═══ Records provided

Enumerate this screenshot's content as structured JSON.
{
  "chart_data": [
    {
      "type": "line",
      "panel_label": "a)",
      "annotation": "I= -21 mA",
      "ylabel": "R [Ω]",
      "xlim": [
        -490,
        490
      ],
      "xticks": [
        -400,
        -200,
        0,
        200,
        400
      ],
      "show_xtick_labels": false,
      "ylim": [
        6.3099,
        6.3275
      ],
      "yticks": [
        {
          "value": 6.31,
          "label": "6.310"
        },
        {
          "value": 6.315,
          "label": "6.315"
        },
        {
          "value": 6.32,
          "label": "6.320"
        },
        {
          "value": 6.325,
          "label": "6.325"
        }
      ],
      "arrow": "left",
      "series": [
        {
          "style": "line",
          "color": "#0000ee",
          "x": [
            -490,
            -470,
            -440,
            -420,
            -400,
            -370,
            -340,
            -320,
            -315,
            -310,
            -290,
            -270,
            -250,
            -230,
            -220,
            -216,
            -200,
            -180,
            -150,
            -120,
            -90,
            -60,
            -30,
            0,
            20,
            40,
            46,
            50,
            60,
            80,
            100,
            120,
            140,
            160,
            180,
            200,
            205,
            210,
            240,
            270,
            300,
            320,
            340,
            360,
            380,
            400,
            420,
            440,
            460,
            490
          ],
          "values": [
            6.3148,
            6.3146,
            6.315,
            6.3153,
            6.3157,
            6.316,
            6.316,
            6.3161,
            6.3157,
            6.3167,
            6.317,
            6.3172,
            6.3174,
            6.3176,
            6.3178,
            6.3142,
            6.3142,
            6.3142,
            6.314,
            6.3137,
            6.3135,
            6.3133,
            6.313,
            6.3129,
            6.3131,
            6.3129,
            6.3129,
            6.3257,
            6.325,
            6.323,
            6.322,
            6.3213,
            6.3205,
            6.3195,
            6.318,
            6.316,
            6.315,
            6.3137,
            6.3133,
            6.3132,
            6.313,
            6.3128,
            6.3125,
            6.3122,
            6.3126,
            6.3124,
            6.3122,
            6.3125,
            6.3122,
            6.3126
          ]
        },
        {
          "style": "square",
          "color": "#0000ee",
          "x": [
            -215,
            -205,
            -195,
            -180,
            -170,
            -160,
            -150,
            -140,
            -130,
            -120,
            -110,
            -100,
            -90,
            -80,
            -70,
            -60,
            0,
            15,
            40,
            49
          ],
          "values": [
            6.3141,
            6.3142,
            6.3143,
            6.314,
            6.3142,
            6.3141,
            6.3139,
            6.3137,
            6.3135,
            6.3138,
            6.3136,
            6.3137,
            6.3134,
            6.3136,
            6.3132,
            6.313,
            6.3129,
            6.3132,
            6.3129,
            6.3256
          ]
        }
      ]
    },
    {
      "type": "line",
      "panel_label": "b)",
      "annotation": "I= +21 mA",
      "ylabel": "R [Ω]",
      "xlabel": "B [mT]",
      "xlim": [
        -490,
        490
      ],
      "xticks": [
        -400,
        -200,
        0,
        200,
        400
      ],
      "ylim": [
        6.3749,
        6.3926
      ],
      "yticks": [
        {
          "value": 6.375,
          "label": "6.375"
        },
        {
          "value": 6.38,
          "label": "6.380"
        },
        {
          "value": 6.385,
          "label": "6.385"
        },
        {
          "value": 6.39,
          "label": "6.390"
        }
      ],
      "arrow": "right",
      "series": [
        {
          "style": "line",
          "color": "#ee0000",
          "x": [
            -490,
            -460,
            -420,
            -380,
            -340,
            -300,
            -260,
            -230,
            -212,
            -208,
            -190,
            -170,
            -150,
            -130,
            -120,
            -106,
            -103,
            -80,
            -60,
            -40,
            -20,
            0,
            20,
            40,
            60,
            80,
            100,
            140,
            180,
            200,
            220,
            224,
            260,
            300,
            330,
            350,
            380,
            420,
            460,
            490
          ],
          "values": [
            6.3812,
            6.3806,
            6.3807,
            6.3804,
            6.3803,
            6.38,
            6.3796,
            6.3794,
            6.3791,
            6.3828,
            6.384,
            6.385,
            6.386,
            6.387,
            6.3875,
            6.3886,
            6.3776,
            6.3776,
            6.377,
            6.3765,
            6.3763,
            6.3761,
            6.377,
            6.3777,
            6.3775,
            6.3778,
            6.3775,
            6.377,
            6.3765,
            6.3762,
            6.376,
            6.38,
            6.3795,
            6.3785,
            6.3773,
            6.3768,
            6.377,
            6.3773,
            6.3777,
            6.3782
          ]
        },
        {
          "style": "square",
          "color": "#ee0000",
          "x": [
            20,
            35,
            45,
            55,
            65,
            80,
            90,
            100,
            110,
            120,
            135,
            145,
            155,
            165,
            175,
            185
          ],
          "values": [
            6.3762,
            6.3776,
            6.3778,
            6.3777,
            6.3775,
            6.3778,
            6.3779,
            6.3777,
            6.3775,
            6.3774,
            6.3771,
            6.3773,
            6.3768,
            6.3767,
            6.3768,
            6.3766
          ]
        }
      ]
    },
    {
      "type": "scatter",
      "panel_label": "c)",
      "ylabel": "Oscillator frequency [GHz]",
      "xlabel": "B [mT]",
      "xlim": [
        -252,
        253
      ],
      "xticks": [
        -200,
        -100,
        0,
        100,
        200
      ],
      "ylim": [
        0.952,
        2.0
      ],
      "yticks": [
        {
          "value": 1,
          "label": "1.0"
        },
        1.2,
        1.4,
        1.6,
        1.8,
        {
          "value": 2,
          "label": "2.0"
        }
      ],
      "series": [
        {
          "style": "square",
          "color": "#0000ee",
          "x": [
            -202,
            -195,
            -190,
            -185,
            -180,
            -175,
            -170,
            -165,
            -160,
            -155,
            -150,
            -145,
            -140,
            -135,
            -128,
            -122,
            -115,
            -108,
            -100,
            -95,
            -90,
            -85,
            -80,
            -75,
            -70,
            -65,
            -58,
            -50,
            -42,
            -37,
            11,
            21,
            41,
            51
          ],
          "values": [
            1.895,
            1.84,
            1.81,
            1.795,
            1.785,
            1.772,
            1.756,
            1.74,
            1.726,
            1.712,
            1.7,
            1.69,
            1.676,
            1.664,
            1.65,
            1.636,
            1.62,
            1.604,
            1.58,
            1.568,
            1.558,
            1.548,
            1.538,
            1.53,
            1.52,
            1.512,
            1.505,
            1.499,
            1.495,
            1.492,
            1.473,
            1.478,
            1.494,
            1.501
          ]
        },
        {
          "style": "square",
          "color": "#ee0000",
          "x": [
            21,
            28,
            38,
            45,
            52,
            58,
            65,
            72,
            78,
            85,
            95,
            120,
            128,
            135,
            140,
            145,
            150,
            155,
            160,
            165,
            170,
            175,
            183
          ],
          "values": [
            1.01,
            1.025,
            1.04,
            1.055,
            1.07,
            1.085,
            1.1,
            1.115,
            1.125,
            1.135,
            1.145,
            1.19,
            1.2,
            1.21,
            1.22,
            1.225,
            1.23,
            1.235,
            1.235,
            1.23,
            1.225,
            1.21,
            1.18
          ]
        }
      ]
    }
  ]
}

══════

**Task statement:**
Retype all the records, matching them exactly.

**Solution below:**
Enumerate this screenshot's content as structured JSON.
{
  "chart_data": [
    {
      "type": "line",
      "panel_label": "a)",
      "annotation": "I= -21 mA",
      "ylabel": "R [Ω]",
      "xlim": [
        -490,
        490
      ],
      "xticks": [
        -400,
        -200,
        0,
        200,
        400
      ],
      "show_xtick_labels": false,
      "ylim": [
        6.3099,
        6.3275
      ],
      "yticks": [
        {
          "value": 6.31,
          "label": "6.310"
        },
        {
          "value": 6.315,
          "label": "6.315"
        },
        {
          "value": 6.32,
          "label": "6.320"
        },
        {
          "value": 6.325,
          "label": "6.325"
        }
      ],
      "arrow": "left",
      "series": [
        {
          "style": "line",
          "color": "#0000ee",
          "x": [
            -490,
            -470,
            -440,
            -420,
            -400,
            -370,
            -340,
            -320,
            -315,
            -310,
            -290,
            -270,
            -250,
            -230,
            -220,
            -216,
            -200,
            -180,
            -150,
            -120,
            -90,
            -60,
            -30,
            0,
            20,
            40,
            46,
            50,
            60,
            80,
            100,
            120,
            140,
            160,
            180,
            200,
            205,
            210,
            240,
            270,
            300,
            320,
            340,
            360,
            380,
            400,
            420,
            440,
            460,
            490
          ],
          "values": [
            6.3148,
            6.3146,
            6.315,
            6.3153,
            6.3157,
            6.316,
            6.316,
            6.3161,
            6.3157,
            6.3167,
            6.317,
            6.3172,
            6.3174,
            6.3176,
            6.3178,
            6.3142,
            6.3142,
            6.3142,
            6.314,
            6.3137,
            6.3135,
            6.3133,
            6.313,
            6.3129,
            6.3131,
            6.3129,
            6.3129,
            6.3257,
            6.325,
            6.323,
            6.322,
            6.3213,
            6.3205,
            6.3195,
            6.318,
            6.316,
            6.315,
            6.3137,
            6.3133,
            6.3132,
            6.313,
            6.3128,
            6.3125,
            6.3122,
            6.3126,
            6.3124,
            6.3122,
            6.3125,
            6.3122,
            6.3126
          ]
        },
        {
          "style": "square",
          "color": "#0000ee",
          "x": [
            -215,
            -205,
            -195,
            -180,
            -170,
            -160,
            -150,
            -140,
            -130,
            -120,
            -110,
            -100,
            -90,
            -80,
            -70,
            -60,
            0,
            15,
            40,
            49
          ],
          "values": [
            6.3141,
            6.3142,
            6.3143,
            6.314,
            6.3142,
            6.3141,
            6.3139,
            6.3137,
            6.3135,
            6.3138,
            6.3136,
            6.3137,
            6.3134,
            6.3136,
            6.3132,
            6.313,
            6.3129,
            6.3132,
            6.3129,
            6.3256
          ]
        }
      ]
    },
    {
      "type": "line",
      "panel_label": "b)",
      "annotation": "I= +21 mA",
      "ylabel": "R [Ω]",
      "xlabel": "B [mT]",
      "xlim": [
        -490,
        490
      ],
      "xticks": [
        -400,
        -200,
        0,
        200,
        400
      ],
      "ylim": [
        6.3749,
        6.3926
      ],
      "yticks": [
        {
          "value": 6.375,
          "label": "6.375"
        },
        {
          "value": 6.38,
          "label": "6.380"
        },
        {
          "value": 6.385,
          "label": "6.385"
        },
        {
          "value": 6.39,
          "label": "6.390"
        }
      ],
      "arrow": "right",
      "series": [
        {
          "style": "line",
          "color": "#ee0000",
          "x": [
            -490,
            -460,
            -420,
            -380,
            -340,
            -300,
            -260,
            -230,
            -212,
            -208,
            -190,
            -170,
            -150,
            -130,
            -120,
            -106,
            -103,
            -80,
            -60,
            -40,
            -20,
            0,
            20,
            40,
            60,
            80,
            100,
            140,
            180,
            200,
            220,
            224,
            260,
            300,
            330,
            350,
            380,
            420,
            460,
            490
          ],
          "values": [
            6.3812,
            6.3806,
            6.3807,
            6.3804,
            6.3803,
            6.38,
            6.3796,
            6.3794,
            6.3791,
            6.3828,
            6.384,
            6.385,
            6.386,
            6.387,
            6.3875,
            6.3886,
            6.3776,
            6.3776,
            6.377,
            6.3765,
            6.3763,
            6.3761,
            6.377,
            6.3777,
            6.3775,
            6.3778,
            6.3775,
            6.377,
            6.3765,
            6.3762,
            6.376,
            6.38,
            6.3795,
            6.3785,
            6.3773,
            6.3768,
            6.377,
            6.3773,
            6.3777,
            6.3782
          ]
        },
        {
          "style": "square",
          "color": "#ee0000",
          "x": [
            20,
            35,
            45,
            55,
            65,
            80,
            90,
            100,
            110,
            120,
            135,
            145,
            155,
            165,
            175,
            185
          ],
          "values": [
            6.3762,
            6.3776,
            6.3778,
            6.3777,
            6.3775,
            6.3778,
            6.3779,
            6.3777,
            6.3775,
            6.3774,
            6.3771,
            6.3773,
            6.3768,
            6.3767,
            6.3768,
            6.3766
          ]
        }
      ]
    },
    {
      "type": "scatter",
      "panel_label": "c)",
      "ylabel": "Oscillator frequency [GHz]",
      "xlabel": "B [mT]",
      "xlim": [
        -252,
        253
      ],
      "xticks": [
        -200,
        -100,
        0,
        100,
        200
      ],
      "ylim": [
        0.952,
        2.0
      ],
      "yticks": [
        {
          "value": 1,
          "label": "1.0"
        },
        1.2,
        1.4,
        1.6,
        1.8,
        {
          "value": 2,
          "label": "2.0"
        }
      ],
      "series": [
        {
          "style": "square",
          "color": "#0000ee",
          "x": [
            -202,
            -195,
            -190,
            -185,
            -180,
            -175,
            -170,
            -165,
            -160,
            -155,
            -150,
            -145,
            -140,
            -135,
            -128,
            -122,
            -115,
            -108,
            -100,
            -95,
            -90,
            -85,
            -80,
            -75,
            -70,
            -65,
            -58,
            -50,
            -42,
            -37,
            11,
            21,
            41,
            51
          ],
          "values": [
            1.895,
            1.84,
            1.81,
            1.795,
            1.785,
            1.772,
            1.756,
            1.74,
            1.726,
            1.712,
            1.7,
            1.69,
            1.676,
            1.664,
            1.65,
            1.636,
            1.62,
            1.604,
            1.58,
            1.568,
            1.558,
            1.548,
            1.538,
            1.53,
            1.52,
            1.512,
            1.505,
            1.499,
            1.495,
            1.492,
            1.473,
            1.478,
            1.494,
            1.501
          ]
        },
        {
          "style": "square",
          "color": "#ee0000",
          "x": [
            21,
            28,
            38,
            45,
            52,
            58,
            65,
            72,
            78,
            85,
            95,
            120,
            128,
            135,
            140,
            145,
            150,
            155,
            160,
            165,
            170,
            175,
            183
          ],
          "values": [
            1.01,
            1.025,
            1.04,
            1.055,
            1.07,
            1.085,
            1.1,
            1.115,
            1.125,
            1.135,
            1.145,
            1.19,
            1.2,
            1.21,
            1.22,
            1.225,
            1.23,
            1.235,
            1.235,
            1.23,
            1.225,
            1.21,
            1.18
          ]
        }
      ]
    }
  ]
}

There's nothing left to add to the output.